Work to do - Filter the entries and keep only the lines where the string "Havalimanı" appears.

Exercise data -
○ ○ ○ ○

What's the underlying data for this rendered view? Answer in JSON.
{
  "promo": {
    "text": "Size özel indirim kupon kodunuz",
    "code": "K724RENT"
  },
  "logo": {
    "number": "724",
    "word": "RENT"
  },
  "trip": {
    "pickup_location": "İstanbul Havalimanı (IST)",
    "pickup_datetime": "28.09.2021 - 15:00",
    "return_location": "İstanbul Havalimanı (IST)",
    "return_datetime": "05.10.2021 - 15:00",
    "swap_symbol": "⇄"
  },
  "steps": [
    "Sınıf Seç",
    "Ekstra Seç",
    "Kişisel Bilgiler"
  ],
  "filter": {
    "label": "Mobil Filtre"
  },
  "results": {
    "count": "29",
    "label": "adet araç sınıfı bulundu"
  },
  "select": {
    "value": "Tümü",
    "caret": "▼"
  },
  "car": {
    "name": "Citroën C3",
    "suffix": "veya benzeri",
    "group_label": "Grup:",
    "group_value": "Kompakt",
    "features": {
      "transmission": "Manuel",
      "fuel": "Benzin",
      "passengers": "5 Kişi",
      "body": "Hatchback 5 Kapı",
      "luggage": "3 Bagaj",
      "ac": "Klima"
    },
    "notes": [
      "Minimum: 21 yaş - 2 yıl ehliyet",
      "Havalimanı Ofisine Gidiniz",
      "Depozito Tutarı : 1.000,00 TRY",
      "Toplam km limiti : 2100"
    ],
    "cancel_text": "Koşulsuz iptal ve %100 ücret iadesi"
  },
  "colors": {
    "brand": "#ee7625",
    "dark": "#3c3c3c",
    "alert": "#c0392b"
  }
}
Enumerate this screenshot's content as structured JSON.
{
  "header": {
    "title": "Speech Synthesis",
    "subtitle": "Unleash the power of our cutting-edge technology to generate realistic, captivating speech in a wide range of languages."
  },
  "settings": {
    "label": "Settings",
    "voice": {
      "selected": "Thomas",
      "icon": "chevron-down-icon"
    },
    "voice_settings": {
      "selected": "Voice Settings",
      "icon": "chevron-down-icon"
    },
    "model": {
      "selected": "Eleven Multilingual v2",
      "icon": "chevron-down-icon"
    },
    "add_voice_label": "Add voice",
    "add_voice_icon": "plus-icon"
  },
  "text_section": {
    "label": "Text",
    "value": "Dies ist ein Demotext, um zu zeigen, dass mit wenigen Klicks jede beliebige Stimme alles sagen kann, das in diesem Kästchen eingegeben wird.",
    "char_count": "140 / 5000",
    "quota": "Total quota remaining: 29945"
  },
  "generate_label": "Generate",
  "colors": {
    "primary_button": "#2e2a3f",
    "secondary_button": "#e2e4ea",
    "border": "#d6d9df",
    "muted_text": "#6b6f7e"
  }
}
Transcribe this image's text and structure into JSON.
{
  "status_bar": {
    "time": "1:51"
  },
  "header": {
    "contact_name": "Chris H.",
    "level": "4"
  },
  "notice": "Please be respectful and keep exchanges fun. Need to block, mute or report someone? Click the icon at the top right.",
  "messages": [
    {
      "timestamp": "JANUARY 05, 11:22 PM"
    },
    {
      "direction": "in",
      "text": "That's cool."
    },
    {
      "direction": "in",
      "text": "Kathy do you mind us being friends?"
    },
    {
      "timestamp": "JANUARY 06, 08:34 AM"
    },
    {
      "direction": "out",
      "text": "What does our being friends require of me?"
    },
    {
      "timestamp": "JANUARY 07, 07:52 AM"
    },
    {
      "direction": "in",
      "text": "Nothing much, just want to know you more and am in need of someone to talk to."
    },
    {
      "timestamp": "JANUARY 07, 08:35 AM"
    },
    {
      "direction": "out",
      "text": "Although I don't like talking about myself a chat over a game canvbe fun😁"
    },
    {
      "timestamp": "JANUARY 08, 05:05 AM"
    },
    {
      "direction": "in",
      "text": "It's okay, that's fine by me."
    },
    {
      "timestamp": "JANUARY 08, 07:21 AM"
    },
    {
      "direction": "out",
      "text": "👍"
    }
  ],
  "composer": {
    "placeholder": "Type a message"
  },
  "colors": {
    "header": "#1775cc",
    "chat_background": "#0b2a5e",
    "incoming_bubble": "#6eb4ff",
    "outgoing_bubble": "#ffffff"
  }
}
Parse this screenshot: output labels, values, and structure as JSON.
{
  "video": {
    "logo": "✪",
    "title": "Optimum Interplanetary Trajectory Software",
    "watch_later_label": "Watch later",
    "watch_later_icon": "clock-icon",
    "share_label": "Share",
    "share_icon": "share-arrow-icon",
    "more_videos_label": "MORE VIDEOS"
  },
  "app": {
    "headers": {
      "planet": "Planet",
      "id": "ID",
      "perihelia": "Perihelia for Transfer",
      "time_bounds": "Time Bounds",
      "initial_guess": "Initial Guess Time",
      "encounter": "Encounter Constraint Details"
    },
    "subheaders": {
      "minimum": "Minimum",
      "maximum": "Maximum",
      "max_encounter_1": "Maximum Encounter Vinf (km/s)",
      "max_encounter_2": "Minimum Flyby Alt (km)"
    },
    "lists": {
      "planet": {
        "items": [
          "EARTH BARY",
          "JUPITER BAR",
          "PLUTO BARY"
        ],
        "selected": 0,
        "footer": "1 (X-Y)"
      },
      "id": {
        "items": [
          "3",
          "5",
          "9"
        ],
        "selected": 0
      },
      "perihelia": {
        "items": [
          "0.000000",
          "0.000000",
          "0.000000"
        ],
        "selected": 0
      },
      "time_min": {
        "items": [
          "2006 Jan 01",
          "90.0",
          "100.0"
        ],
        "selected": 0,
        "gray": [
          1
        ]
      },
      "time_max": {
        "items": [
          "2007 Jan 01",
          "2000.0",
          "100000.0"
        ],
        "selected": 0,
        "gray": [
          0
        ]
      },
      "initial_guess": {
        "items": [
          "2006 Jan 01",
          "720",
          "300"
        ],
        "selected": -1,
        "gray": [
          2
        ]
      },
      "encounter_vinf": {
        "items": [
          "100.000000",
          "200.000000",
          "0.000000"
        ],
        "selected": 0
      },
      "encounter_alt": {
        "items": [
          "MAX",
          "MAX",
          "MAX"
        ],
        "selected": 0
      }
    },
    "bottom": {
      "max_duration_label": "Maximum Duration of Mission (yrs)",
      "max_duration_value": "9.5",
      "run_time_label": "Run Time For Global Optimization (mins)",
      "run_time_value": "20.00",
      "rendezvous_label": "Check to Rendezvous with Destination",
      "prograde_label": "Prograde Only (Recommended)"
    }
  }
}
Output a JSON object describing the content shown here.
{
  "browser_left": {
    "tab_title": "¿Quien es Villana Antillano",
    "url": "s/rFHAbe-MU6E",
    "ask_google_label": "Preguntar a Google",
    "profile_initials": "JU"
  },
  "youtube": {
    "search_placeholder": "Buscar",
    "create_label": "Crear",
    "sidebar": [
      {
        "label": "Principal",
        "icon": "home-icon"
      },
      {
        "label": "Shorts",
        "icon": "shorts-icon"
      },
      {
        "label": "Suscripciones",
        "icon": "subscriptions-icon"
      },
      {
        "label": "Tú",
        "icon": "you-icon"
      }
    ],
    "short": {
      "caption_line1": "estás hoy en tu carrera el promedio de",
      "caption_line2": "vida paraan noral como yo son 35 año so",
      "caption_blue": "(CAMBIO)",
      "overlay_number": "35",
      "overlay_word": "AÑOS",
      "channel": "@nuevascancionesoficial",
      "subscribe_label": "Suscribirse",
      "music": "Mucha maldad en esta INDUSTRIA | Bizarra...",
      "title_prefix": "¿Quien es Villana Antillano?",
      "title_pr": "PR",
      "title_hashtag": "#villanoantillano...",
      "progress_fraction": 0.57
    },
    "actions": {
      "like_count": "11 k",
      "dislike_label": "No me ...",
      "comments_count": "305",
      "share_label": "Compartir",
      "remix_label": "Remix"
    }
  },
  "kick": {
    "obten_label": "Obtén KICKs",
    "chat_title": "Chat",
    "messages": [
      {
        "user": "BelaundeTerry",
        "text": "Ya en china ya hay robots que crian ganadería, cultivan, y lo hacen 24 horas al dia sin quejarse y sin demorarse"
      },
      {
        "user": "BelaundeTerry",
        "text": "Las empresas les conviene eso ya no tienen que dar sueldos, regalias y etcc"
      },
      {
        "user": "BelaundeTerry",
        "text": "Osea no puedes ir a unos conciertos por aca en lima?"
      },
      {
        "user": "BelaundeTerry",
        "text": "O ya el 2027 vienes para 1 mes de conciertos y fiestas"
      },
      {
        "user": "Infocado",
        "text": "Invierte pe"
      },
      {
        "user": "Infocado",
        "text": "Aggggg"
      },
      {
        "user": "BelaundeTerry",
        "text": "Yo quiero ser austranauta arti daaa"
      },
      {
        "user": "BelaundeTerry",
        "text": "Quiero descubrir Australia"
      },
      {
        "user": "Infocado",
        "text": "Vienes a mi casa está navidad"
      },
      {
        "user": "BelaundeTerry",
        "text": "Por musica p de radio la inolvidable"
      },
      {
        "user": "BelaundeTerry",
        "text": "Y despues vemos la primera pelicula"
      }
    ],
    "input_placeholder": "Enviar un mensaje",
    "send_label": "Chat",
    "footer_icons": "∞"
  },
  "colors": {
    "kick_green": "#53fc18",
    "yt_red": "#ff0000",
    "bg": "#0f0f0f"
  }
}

○ ○ ○ ○

Output of the task -
    "pickup_location": "İstanbul Havalimanı (IST)",
    "return_location": "İstanbul Havalimanı (IST)",
      "Havalimanı Ofisine Gidiniz",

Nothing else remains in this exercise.